• What is being asked: Copy the lines from the line with "List 12 of the" to the line with "bar [299, 384, 526, 441]", including both, and leave out the pictures.
_ _ _ _ _ _ _
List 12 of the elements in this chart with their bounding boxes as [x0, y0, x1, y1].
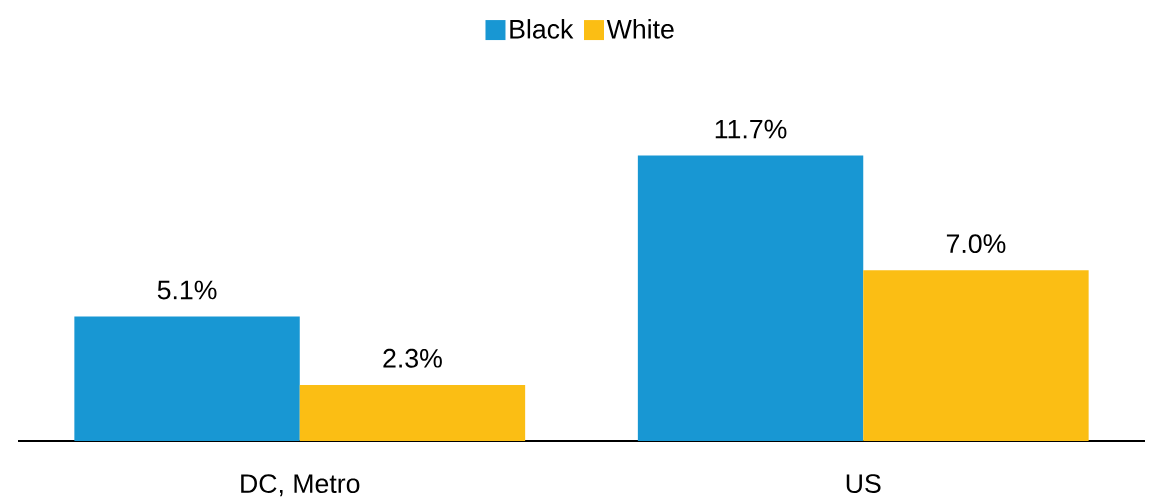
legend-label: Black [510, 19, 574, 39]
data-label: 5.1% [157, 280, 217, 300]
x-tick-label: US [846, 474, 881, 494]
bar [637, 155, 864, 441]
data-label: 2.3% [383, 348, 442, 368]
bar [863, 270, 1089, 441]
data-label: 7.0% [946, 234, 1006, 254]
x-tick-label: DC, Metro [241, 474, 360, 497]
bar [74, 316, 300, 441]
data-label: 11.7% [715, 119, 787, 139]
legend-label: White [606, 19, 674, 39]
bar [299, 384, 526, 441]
_ _ _ _ _ _ _
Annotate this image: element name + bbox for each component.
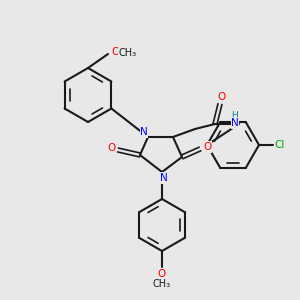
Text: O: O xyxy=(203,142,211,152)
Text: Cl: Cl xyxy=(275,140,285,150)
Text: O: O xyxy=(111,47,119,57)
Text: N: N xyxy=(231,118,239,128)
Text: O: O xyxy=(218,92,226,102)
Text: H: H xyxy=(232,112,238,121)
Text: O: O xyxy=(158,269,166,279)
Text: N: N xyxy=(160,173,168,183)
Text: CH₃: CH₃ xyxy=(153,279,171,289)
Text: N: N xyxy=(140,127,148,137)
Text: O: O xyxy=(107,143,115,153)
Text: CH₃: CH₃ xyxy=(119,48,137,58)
_ _ _ _ _ _ _
• Solution:
List 12 of the elements in this chart with their bounding boxes as [x0, y0, x1, y1].
legend-label: Black [510, 19, 574, 39]
data-label: 5.1% [157, 280, 217, 300]
x-tick-label: US [846, 474, 881, 494]
bar [637, 155, 864, 441]
data-label: 2.3% [383, 348, 442, 368]
bar [863, 270, 1089, 441]
data-label: 7.0% [946, 234, 1006, 254]
x-tick-label: DC, Metro [241, 474, 360, 497]
bar [74, 316, 300, 441]
data-label: 11.7% [715, 119, 787, 139]
legend-label: White [606, 19, 674, 39]
bar [299, 384, 526, 441]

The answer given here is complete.